The latest West End revival of the 1992 musical Scrooge, adapted from the 1970 film version of the Charles Dickens novel A Christmas Carol, has opened at the London Palladium to poor reviews. The creative team includes Leslie Bricusse (book, lyrics, music), Bob Tomson (direction), Paul Farnsworth (design), Paul Kieve (illusions), Lisa Kent (choreography), Stuart Pedlar (musical direction), Nick Richings (lights), and Ben Harrison (sound). The cast includes Tommy Steel (Scrooge), Barry Howard (Jacob Marley), Sarah Earnshaw (Christmas Past), James Head (Christmas Present), Halcro Johnston (Fezziwig), Tessa Vale (Mrs. Fezziwig), Edward Handoll (Bob Cratchit), and Louisa Maxwell (Mrs. Cratchit).
Dominic Cavendish (Telegraph): Bricusse’s version faithfully follows the outline of the tale but amplifies the materialist side of its message: Ebenezer Scrooge learns in the nick of time to stop hoarding and start spending. In Bob Tomson’s opulent revival … Tommy Steele’s transformed miser finally comes on as Father Christmas, dispensing gifts. … I don’t mind [Steele] in small doses, but alas you get a lot more of the former heartthrob than is easily stomached. There are innumerable unwrap-and-discard songs to endure and while our Tommy can still hold a tune his performance is remarkably one-note. … To be fair, he’s as much an institution as figgy pudding but could not a touch more plausibility have been added by staining those gleaming and beaming gnashers of his?

> Data listing:
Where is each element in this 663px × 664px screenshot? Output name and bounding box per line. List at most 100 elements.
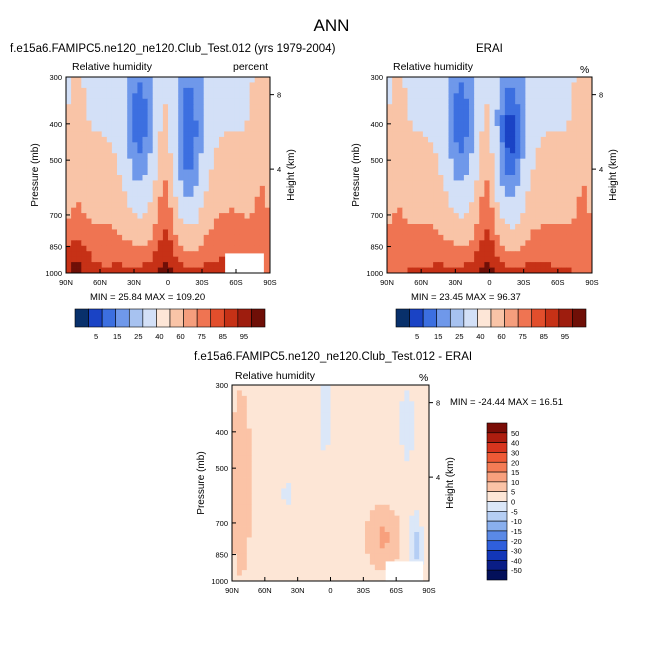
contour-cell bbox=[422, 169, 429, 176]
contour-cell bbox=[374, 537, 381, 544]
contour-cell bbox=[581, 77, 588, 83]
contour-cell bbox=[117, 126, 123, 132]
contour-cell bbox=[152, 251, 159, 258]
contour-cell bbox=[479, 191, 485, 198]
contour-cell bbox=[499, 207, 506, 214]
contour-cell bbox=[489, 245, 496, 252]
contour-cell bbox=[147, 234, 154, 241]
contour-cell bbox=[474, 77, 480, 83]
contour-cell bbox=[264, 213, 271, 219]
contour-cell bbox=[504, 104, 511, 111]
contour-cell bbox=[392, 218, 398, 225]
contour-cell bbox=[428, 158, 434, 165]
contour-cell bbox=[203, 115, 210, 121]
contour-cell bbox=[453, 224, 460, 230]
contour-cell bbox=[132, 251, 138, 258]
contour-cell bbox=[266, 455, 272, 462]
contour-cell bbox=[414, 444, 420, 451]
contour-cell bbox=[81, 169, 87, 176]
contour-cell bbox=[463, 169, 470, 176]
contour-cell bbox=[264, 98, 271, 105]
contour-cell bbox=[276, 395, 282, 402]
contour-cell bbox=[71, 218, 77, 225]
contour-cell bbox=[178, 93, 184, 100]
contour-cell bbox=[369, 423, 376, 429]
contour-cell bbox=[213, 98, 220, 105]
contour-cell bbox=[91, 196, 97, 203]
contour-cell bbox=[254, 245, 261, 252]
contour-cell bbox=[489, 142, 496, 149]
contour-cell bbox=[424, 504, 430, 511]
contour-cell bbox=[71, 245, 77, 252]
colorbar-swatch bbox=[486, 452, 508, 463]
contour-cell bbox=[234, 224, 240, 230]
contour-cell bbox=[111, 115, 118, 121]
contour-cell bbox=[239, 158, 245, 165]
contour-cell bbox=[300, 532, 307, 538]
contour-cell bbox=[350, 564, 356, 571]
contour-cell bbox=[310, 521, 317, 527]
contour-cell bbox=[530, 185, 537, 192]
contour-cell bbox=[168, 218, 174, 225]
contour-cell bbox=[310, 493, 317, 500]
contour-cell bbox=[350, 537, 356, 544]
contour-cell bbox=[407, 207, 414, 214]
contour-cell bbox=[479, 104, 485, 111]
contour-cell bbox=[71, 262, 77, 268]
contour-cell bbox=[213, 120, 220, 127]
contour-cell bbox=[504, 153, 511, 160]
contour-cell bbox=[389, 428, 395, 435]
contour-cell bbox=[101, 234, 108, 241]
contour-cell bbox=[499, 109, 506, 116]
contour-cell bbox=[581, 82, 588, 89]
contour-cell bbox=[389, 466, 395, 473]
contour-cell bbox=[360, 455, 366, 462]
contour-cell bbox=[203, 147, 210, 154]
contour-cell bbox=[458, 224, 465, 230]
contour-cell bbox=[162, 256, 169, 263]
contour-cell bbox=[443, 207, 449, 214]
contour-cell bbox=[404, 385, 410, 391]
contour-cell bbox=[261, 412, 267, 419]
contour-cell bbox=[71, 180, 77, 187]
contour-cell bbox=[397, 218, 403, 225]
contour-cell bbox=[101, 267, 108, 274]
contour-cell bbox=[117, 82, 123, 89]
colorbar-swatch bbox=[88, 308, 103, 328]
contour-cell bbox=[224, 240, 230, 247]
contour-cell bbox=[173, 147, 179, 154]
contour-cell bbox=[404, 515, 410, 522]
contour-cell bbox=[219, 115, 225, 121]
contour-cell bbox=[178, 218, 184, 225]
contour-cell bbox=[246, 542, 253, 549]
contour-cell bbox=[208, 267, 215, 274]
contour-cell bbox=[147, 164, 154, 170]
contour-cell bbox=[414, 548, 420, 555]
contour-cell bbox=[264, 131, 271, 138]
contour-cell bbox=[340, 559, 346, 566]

> Task list:
a. In the Scrooge review roundup, write out the passage from "Dominic Cavendish (Telegraph): Bricusse’s" to "gnashers of his?", putting "skinflint" in place of "miser".
b. Turn the paragraph of the Scrooge review roundup that begins "The latest West End revival" into a short list that keeps its main facts.
c. Carry on the roundup of reviews of the Scrooge revival from the point where it ends.

> Results of the exercise:
a.
Dominic Cavendish (Telegraph): Bricusse’s version faithfully follows the outline of the tale but amplifies the materialist side of its message: Ebenezer Scrooge learns in the nick of time to stop hoarding and start spending. In Bob Tomson’s opulent revival … Tommy Steele’s transformed skinflint finally comes on as Father Christmas, dispensing gifts. … I don’t mind [Steele] in small doses, but alas you get a lot more of the former heartthrob than is easily stomached. There are innumerable unwrap-and-discard songs to endure and while our Tommy can still hold a tune his performance is remarkably one-note. … To be fair, he’s as much an institution as figgy pudding but could not a touch more plausibility have been added by staining those gleaming and beaming gnashers of his?

b.
- Show: a West End revival of the 1992 musical Scrooge, adapted from the 1970 film of Dickens's A Christmas Carol
- Venue: the London Palladium, where it opened to poor reviews
- Creative team: Leslie Bricusse (book, lyrics, music), Bob Tomson (direction), Paul Farnsworth (design), Paul Kieve (illusions), Lisa Kent (choreography), Stuart Pedlar (musical direction), Nick Richings (lights), Ben Harrison (sound)
- Cast: Tommy Steel (Scrooge), Barry Howard (Jacob Marley), Sarah Earnshaw (Christmas Past), James Head (Christmas Present), Halcro Johnston (Fezziwig), Tessa Vale (Mrs. Fezziwig), Edward Handoll (Bob Cratchit), Louisa Maxwell (Mrs. Cratchit)

c.
Lyn Gardner (Guardian): There is probably only one way to stop Tommy Steele from playing Scrooge … and that would be to cancel Christmas entirely for the next decade. It would be a small price to pay to save theatregoers from this cheery but dreary spectacle. … Leslie Bricusse’s music and book are completely inoffensive, Paul Farnsworth’s design goes for lashings of theme-park Victorian atmosphere, and Bob Thomson’s direction moves the cast efficiently about the stage as they deliver the entire show with the kind of fixed-smile sincerity. … It’s the relentless perky sweetness of the whole thing that wears you down, exemplified by Steele’s star turn. … His Scrooge is never prepared to appear unlikable and wants us to love him so much that the redemptive power of the story is squandered.
Rachel Halliburton (Time Out): Tommy Steele looks thoroughly at ease as cartoonish misanthrope Ebeneezer Scrooge. Those teeth look far too white and shiny for a Dickens character, but who cares? This is musical-land, where dazzling dentistry and tales of redemption always go together. … If you’re looking for a strong formula musical complete with anodyne songs and a little (but not too much) substance then this slickly executed package might be just what you need. … It is, of course, Dickens stripped down to the basics, and in his bicentenary year there are many more meaty ways of celebrating him. But as comfortable Christmas fayre, Scrooge: The Musical does what it says on the tin.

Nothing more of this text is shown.